* [Given instruction] Copy each line that contains the word "marker".

* [Material for the task]
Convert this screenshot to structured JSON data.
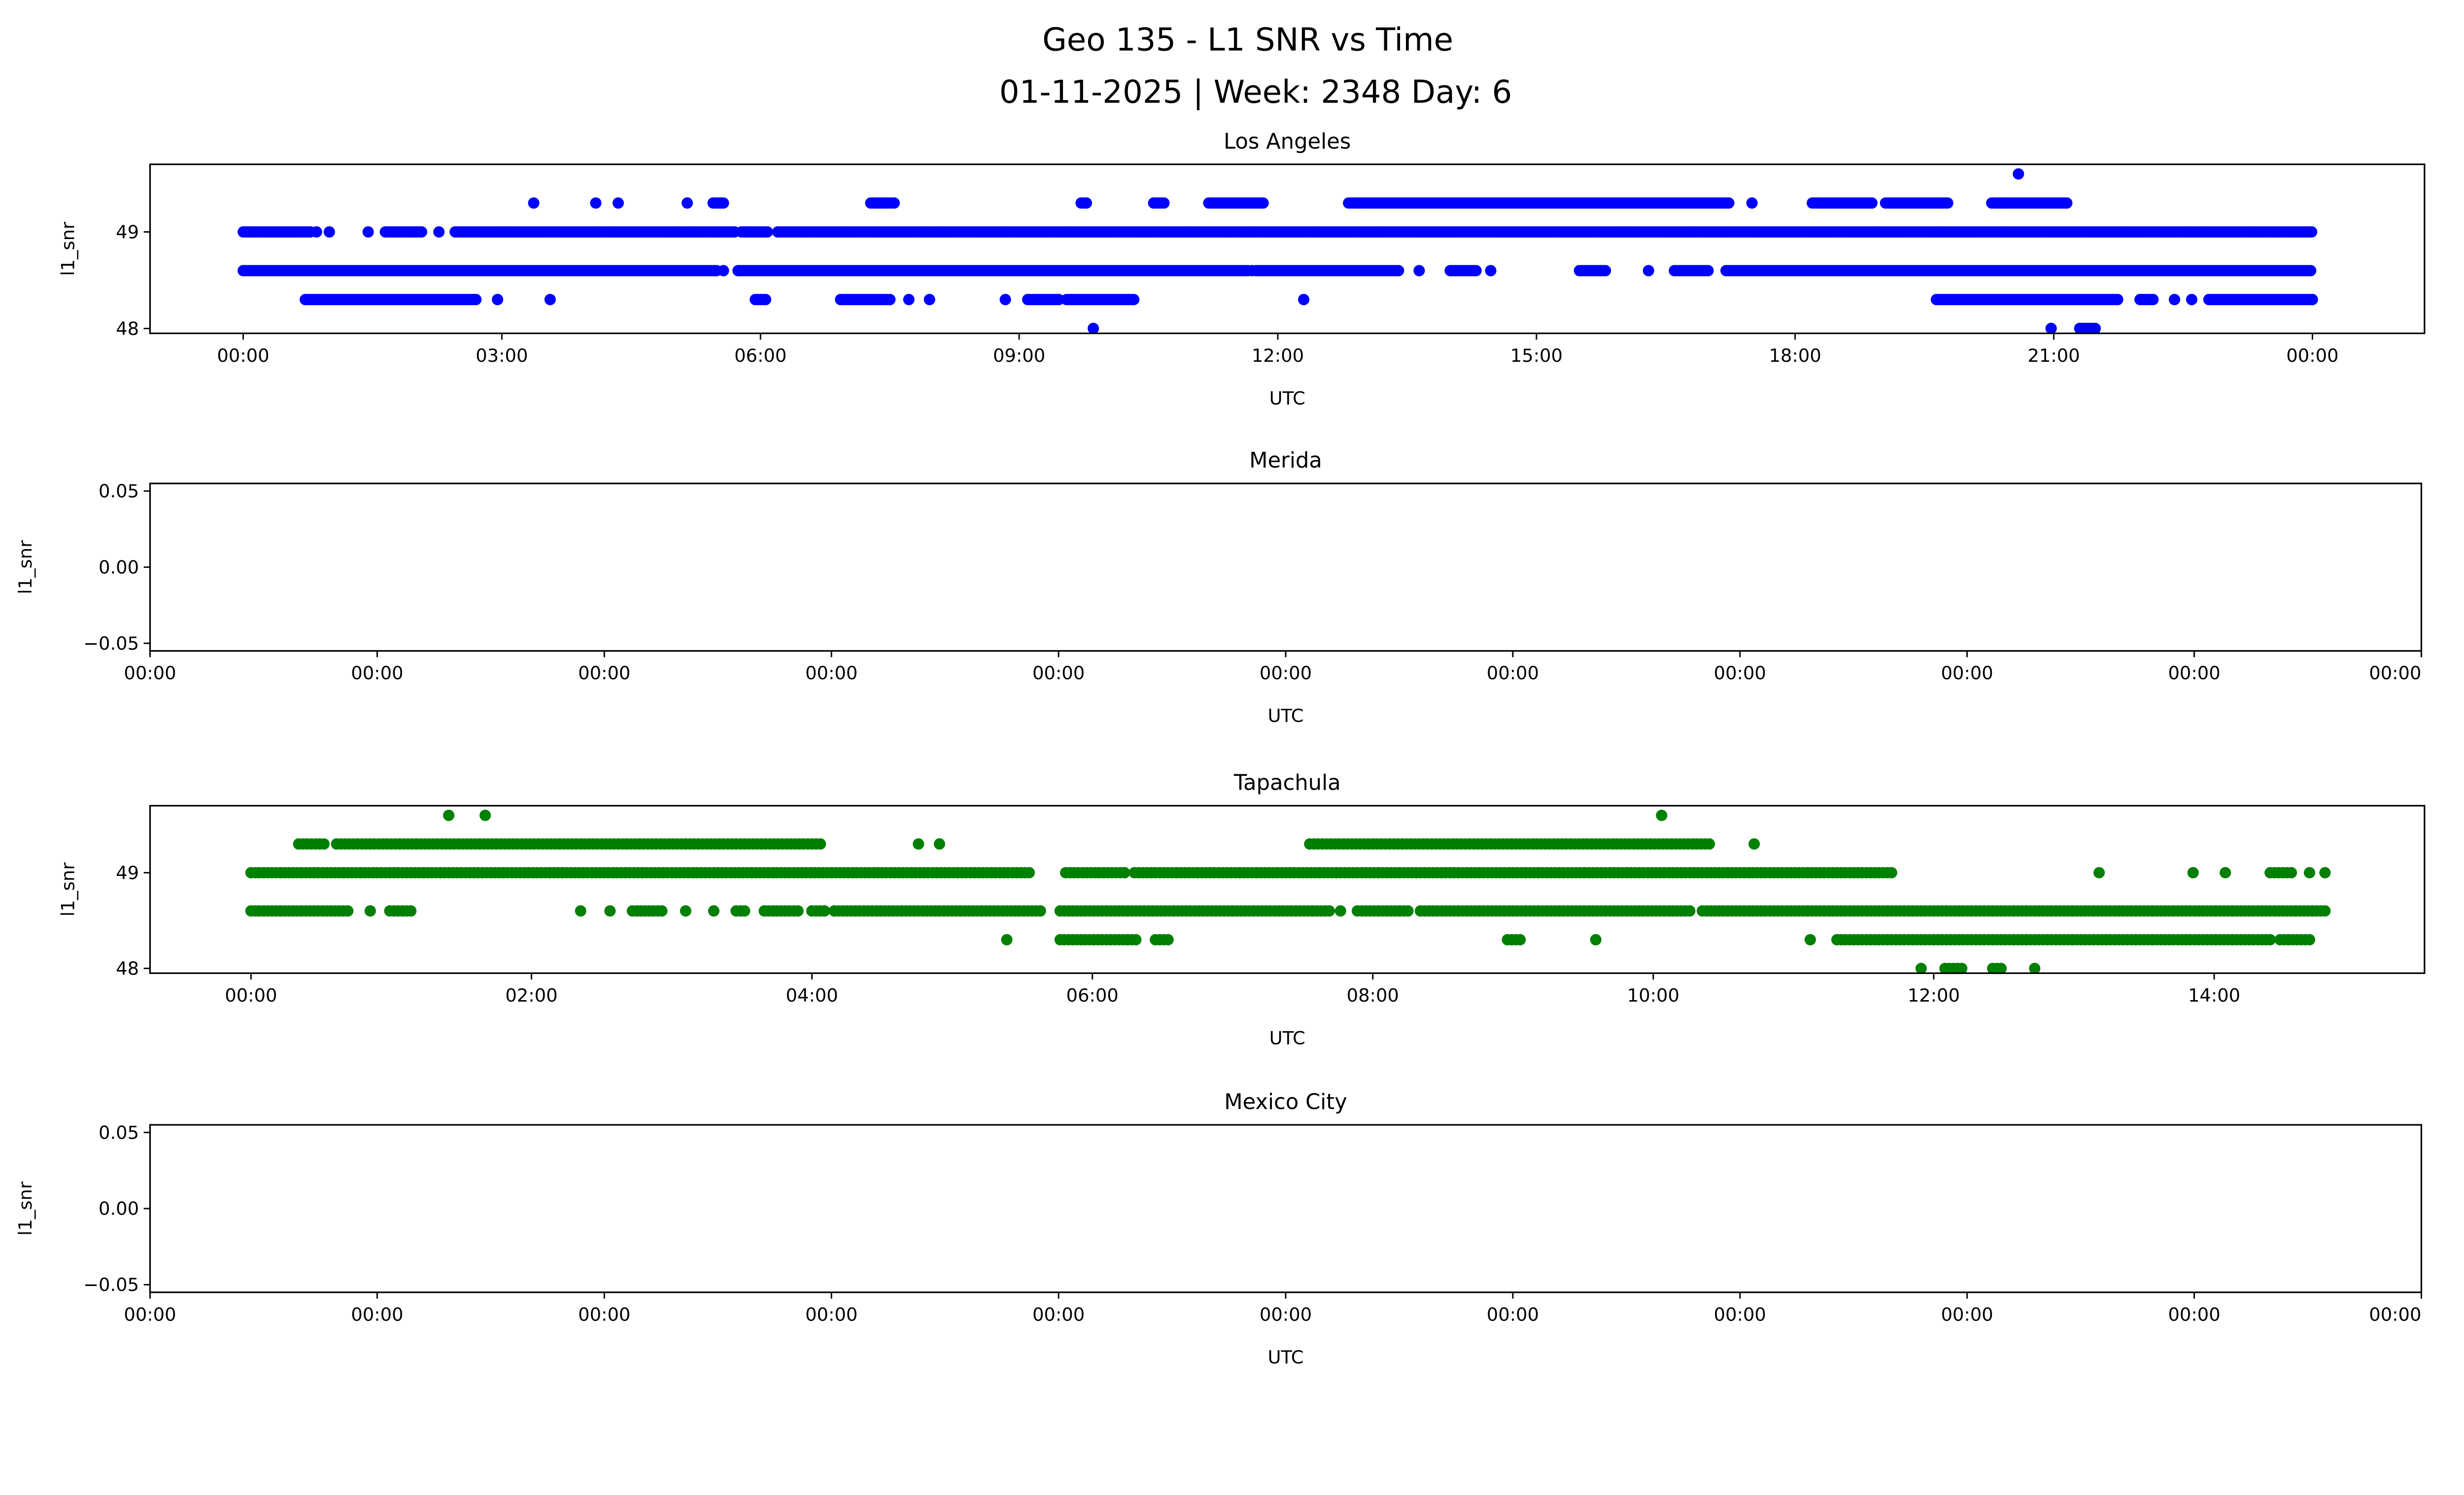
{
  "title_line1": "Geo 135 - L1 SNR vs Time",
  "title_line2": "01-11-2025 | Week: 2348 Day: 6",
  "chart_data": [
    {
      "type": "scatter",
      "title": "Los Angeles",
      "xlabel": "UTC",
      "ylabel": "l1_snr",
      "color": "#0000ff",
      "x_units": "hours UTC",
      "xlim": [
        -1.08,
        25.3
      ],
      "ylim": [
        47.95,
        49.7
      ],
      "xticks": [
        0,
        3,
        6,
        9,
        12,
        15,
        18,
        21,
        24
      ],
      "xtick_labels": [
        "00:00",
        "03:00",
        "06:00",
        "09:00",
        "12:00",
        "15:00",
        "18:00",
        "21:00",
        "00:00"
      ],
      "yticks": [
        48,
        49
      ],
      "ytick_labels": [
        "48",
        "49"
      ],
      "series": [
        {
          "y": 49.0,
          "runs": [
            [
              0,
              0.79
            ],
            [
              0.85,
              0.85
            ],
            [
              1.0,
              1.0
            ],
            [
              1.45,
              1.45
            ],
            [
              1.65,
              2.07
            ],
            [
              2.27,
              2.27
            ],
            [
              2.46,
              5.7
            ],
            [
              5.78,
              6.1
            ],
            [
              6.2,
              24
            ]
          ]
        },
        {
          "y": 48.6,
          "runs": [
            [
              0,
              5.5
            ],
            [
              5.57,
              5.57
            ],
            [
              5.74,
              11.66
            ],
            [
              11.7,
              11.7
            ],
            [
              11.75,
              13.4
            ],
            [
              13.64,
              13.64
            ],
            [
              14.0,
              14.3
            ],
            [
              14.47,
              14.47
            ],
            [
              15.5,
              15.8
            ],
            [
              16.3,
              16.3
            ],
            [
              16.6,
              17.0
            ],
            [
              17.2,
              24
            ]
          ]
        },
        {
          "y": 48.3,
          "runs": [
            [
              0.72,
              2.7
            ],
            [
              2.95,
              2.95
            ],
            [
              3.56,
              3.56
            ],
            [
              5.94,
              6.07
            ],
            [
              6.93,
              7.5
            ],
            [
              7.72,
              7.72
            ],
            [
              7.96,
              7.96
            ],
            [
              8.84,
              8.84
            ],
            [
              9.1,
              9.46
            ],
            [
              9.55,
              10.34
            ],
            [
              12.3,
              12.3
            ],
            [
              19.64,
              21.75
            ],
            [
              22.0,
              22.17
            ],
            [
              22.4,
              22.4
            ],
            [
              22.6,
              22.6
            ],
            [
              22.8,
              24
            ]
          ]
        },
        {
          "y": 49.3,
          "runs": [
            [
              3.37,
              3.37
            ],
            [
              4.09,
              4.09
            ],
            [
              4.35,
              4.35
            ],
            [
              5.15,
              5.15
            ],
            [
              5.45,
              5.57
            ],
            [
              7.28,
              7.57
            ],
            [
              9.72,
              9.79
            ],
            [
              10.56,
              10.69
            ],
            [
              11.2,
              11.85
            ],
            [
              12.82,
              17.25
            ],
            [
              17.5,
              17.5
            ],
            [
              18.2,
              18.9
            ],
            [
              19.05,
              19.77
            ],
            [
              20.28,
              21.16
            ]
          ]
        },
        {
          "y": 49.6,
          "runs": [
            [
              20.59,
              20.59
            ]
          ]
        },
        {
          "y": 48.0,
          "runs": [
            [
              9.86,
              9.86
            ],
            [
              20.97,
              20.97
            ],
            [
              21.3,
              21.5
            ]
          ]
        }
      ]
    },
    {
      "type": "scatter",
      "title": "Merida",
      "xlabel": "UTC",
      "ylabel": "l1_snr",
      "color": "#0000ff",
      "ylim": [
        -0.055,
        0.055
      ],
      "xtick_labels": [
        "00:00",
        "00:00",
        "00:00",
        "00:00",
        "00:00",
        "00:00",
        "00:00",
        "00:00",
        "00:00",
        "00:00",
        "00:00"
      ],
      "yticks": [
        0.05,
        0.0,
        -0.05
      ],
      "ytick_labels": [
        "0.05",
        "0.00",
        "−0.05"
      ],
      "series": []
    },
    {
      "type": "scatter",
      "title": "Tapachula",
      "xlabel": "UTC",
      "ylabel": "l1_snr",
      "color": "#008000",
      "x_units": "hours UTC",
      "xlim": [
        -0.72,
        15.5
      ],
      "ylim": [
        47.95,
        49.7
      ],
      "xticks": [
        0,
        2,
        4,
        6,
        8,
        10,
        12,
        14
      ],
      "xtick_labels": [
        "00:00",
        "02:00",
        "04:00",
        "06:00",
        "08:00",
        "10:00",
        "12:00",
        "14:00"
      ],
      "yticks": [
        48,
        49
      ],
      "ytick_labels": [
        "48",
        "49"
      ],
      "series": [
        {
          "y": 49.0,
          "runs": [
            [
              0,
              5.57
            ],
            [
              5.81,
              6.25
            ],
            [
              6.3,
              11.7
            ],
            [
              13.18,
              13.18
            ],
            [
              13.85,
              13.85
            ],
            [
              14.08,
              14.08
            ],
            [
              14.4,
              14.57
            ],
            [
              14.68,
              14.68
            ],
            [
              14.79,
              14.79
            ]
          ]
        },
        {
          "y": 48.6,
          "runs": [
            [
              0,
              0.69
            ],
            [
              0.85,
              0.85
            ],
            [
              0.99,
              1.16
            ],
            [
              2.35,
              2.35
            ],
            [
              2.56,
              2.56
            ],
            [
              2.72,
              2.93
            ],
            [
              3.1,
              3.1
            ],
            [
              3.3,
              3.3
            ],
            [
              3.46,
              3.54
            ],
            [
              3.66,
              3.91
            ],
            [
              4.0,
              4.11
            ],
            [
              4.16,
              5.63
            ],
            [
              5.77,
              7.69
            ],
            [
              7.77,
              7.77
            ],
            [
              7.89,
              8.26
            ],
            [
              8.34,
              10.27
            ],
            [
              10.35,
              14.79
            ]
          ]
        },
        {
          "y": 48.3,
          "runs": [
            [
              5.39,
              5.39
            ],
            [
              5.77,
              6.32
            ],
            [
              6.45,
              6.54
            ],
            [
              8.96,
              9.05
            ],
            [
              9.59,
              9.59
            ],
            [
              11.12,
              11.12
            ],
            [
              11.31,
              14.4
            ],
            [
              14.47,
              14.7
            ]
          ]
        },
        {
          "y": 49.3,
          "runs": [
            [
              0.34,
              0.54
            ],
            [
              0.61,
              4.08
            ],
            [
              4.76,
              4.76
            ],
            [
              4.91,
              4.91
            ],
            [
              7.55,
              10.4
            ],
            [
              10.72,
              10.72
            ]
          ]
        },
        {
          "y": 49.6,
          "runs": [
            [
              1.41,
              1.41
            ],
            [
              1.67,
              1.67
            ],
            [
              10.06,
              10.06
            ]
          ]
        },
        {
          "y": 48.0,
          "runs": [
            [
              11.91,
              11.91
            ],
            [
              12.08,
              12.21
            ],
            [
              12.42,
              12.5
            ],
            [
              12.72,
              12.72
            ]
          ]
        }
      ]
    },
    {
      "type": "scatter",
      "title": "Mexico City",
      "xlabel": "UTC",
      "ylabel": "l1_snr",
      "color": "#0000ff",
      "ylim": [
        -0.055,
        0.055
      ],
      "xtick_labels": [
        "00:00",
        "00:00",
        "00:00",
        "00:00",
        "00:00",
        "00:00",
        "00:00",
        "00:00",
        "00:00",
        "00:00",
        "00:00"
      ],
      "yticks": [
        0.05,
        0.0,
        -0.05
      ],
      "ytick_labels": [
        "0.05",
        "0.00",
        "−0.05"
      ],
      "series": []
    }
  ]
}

---

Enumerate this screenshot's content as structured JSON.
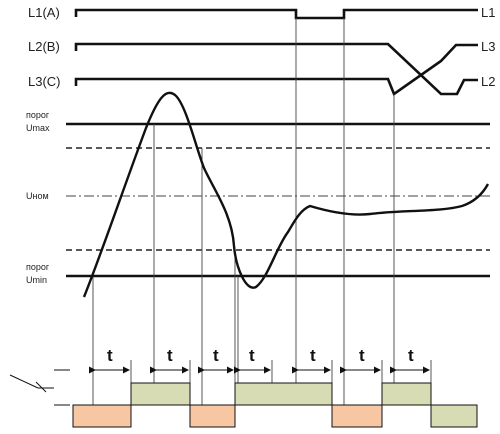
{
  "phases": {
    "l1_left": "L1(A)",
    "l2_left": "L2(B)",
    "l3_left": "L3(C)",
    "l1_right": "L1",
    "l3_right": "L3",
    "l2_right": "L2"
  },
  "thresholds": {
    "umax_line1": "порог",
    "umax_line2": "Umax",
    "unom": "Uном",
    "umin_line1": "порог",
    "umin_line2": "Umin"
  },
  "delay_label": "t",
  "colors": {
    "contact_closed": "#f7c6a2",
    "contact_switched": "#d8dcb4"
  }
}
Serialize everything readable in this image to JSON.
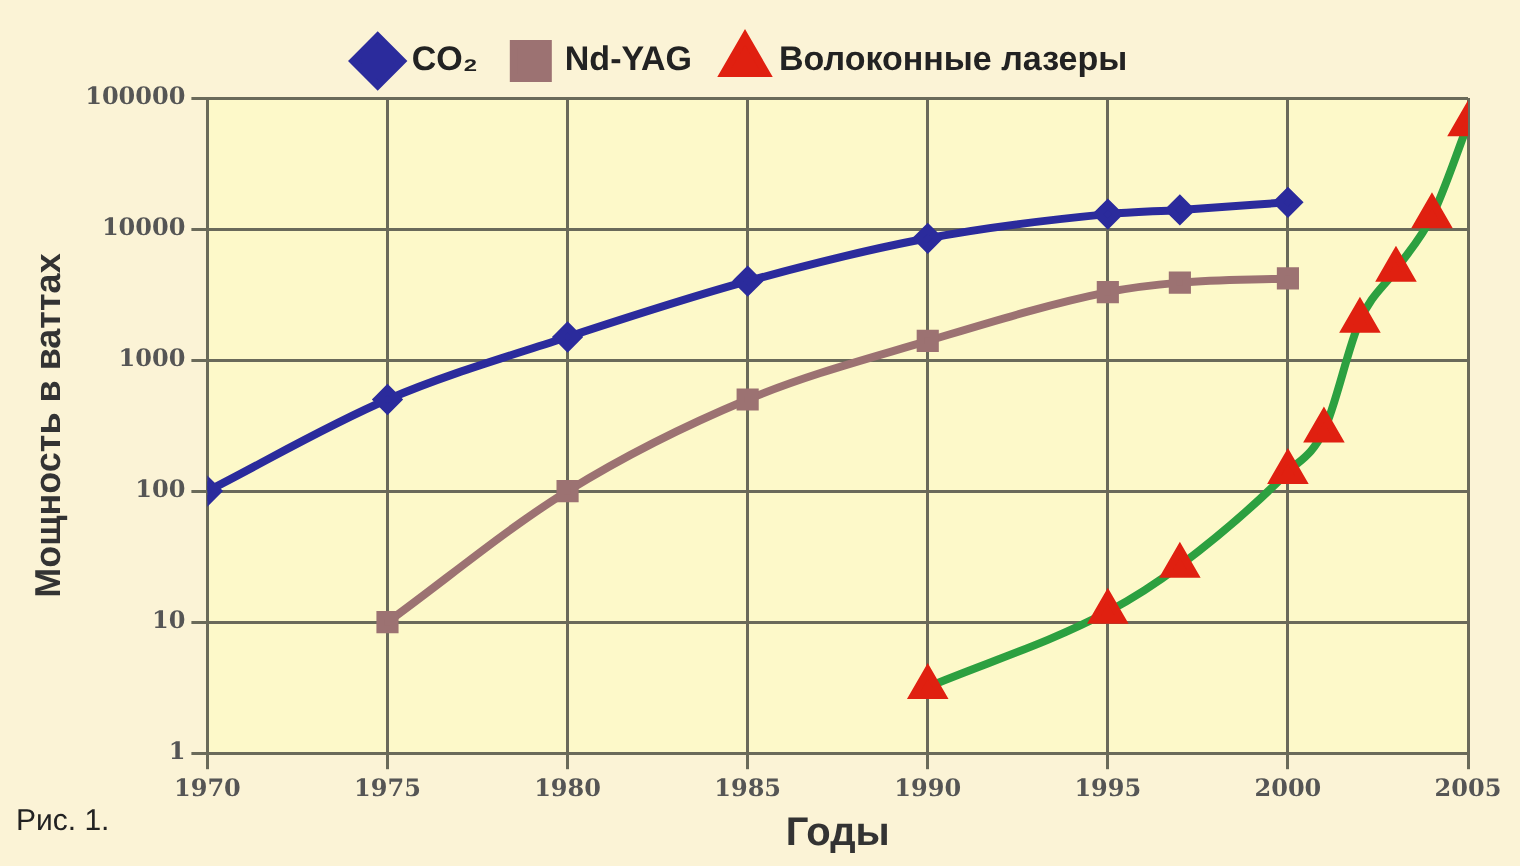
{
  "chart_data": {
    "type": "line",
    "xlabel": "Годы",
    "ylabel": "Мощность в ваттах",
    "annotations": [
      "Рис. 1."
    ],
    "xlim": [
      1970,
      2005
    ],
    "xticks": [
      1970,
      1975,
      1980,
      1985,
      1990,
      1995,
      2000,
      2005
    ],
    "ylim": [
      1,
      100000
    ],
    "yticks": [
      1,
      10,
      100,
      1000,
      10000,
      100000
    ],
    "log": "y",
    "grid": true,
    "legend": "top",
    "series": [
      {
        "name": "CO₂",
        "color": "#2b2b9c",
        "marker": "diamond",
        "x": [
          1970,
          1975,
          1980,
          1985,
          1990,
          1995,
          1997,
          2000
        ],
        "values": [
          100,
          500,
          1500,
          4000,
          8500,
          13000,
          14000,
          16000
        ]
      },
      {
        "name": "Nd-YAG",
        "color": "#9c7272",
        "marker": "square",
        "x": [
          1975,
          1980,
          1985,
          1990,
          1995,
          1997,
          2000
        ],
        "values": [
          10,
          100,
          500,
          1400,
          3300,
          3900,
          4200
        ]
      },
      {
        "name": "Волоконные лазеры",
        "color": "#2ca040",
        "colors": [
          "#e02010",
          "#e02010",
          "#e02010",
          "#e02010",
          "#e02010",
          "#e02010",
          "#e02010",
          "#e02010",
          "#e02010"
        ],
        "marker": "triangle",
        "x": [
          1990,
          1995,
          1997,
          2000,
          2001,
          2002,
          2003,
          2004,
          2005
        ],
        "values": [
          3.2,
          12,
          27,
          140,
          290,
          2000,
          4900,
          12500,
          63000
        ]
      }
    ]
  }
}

---

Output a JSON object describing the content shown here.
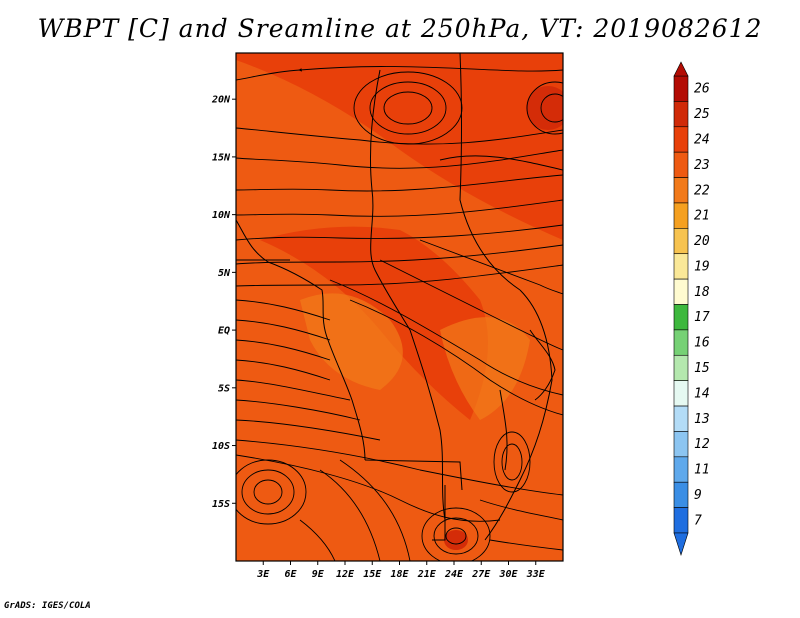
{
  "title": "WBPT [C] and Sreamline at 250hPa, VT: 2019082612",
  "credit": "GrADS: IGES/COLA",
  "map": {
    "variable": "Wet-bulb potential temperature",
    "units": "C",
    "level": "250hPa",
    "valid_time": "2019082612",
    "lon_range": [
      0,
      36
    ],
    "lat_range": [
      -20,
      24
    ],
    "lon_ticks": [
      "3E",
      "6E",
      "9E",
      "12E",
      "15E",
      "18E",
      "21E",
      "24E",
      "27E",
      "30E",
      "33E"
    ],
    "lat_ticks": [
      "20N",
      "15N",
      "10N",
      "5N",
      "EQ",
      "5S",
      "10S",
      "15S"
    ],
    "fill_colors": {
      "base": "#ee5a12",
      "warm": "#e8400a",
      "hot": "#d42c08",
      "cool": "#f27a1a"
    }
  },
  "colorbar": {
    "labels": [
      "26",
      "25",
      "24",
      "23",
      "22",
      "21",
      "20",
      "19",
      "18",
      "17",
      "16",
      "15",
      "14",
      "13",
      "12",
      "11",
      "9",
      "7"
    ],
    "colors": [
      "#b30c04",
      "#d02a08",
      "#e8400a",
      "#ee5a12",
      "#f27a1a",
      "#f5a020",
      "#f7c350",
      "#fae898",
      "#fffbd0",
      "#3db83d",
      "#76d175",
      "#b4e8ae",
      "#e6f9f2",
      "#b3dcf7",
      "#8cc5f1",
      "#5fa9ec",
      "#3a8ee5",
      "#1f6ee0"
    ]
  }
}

* [Answer for the task]
        "marker": "diamond",
        "marker": "square",
        "marker": "triangle",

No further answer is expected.